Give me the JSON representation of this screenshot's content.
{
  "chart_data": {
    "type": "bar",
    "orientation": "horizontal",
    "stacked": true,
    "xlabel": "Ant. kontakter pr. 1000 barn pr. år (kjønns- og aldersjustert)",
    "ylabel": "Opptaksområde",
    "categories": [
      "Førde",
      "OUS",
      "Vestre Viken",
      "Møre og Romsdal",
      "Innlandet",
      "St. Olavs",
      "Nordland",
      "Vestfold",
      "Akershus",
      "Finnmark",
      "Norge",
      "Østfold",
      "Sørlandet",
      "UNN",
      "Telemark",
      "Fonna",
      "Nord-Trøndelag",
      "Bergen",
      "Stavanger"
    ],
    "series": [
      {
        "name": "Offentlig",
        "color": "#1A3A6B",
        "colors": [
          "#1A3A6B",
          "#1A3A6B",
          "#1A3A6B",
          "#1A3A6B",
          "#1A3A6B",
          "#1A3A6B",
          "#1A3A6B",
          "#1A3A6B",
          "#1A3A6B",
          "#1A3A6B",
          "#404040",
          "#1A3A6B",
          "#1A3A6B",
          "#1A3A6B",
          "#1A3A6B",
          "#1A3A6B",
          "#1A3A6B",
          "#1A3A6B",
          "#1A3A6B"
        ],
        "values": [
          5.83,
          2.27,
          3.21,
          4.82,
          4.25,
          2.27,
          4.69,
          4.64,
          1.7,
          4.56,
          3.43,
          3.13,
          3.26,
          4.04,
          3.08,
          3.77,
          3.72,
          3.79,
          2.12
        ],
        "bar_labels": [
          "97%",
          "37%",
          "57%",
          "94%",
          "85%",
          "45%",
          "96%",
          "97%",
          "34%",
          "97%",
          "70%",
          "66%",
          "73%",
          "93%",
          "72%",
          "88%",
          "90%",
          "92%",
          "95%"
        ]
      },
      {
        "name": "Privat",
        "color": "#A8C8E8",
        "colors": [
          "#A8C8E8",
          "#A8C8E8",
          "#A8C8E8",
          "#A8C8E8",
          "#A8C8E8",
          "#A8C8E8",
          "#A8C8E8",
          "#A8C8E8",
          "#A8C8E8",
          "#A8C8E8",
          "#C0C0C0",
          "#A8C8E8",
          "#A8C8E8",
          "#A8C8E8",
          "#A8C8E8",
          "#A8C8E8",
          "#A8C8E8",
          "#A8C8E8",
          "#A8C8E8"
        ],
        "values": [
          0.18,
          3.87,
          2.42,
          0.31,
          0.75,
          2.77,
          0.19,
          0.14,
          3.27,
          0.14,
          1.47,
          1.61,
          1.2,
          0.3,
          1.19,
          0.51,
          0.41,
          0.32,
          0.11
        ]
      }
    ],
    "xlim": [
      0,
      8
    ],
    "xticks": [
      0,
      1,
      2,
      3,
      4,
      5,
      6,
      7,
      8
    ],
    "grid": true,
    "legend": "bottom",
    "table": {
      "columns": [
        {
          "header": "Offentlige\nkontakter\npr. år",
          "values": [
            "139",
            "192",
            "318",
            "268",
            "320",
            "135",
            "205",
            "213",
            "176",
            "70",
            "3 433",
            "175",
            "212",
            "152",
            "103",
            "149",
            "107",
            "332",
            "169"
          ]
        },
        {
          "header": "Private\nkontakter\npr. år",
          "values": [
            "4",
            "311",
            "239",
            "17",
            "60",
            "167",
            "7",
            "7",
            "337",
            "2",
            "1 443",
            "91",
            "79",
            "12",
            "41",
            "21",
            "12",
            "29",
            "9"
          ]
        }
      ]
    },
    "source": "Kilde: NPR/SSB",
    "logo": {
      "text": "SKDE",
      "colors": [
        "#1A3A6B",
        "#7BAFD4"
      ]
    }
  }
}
...
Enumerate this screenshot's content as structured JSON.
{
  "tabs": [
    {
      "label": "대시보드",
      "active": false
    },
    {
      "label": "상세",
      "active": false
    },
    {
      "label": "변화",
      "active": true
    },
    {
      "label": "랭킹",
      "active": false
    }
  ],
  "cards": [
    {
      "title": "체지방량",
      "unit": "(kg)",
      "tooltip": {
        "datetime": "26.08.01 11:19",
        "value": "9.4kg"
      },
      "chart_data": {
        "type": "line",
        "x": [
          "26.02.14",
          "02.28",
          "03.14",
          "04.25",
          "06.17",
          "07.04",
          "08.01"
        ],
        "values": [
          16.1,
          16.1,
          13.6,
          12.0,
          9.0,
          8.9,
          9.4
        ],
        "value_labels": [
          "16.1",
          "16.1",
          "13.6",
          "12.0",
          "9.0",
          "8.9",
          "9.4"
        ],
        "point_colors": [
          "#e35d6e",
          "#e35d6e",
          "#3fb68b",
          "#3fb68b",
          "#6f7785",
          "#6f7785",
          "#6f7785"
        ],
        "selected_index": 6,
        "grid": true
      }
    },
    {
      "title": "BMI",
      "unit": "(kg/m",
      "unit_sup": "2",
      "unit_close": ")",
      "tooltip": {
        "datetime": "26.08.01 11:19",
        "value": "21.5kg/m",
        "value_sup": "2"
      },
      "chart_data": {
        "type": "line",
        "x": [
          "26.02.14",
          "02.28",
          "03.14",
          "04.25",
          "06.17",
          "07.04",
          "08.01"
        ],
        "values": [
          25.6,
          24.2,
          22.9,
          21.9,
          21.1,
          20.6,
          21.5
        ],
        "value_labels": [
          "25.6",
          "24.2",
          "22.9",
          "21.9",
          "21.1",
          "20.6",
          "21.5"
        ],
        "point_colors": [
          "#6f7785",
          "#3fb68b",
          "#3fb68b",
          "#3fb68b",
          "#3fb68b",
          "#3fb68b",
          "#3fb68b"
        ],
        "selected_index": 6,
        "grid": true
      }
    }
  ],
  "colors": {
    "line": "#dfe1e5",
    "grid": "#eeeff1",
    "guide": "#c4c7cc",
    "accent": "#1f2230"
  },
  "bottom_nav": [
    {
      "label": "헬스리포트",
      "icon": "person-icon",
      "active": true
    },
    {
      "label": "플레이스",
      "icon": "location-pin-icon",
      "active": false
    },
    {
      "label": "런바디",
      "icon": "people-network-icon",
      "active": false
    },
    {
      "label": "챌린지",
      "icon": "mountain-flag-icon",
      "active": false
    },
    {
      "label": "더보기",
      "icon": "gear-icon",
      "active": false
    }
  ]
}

## TO DO
Show every line of the listing in which the string "content" can be found.

## ANSWER
Give me the JSON representation of this screenshot's content.
Enumerate this screenshot's content as structured JSON.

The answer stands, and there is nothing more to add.